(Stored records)

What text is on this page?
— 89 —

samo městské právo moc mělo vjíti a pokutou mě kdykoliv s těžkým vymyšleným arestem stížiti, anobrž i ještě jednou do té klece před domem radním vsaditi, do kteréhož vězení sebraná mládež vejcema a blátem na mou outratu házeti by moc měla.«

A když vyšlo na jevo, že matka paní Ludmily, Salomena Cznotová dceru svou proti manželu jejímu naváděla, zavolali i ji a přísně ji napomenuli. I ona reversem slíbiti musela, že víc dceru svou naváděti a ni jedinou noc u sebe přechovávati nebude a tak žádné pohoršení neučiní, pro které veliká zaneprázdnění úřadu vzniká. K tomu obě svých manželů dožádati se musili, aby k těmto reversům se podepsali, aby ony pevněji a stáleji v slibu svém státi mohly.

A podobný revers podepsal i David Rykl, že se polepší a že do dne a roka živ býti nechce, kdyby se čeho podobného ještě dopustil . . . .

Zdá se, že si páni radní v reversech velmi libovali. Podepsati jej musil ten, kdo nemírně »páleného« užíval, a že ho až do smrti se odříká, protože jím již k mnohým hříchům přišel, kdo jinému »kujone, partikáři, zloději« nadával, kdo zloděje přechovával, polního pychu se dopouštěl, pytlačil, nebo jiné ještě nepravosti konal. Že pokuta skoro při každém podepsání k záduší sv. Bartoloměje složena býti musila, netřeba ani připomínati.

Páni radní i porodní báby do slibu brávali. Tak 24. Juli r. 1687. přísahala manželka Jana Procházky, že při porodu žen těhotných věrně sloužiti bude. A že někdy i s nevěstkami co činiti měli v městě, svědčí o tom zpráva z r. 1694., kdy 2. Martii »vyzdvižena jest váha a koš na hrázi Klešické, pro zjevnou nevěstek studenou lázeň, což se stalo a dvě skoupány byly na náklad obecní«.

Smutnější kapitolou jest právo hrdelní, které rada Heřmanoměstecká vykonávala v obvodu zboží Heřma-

EXERCISE PROMPT:
Copy out each line in the listing that has the word "právo".

OUTPUT OF THE EXERCISE:
samo městské právo moc mělo vjíti a pokutou mě kdykoliv s těžkým vymyšleným arestem stížiti, anobrž i ještě jednou do té klece před domem radním vsaditi, do kteréhož vězení sebraná mládež vejcema a blátem na mou outratu házeti by moc měla.«
Smutnější kapitolou jest právo hrdelní, které rada Heřmanoměstecká vykonávala v obvodu zboží Heřma-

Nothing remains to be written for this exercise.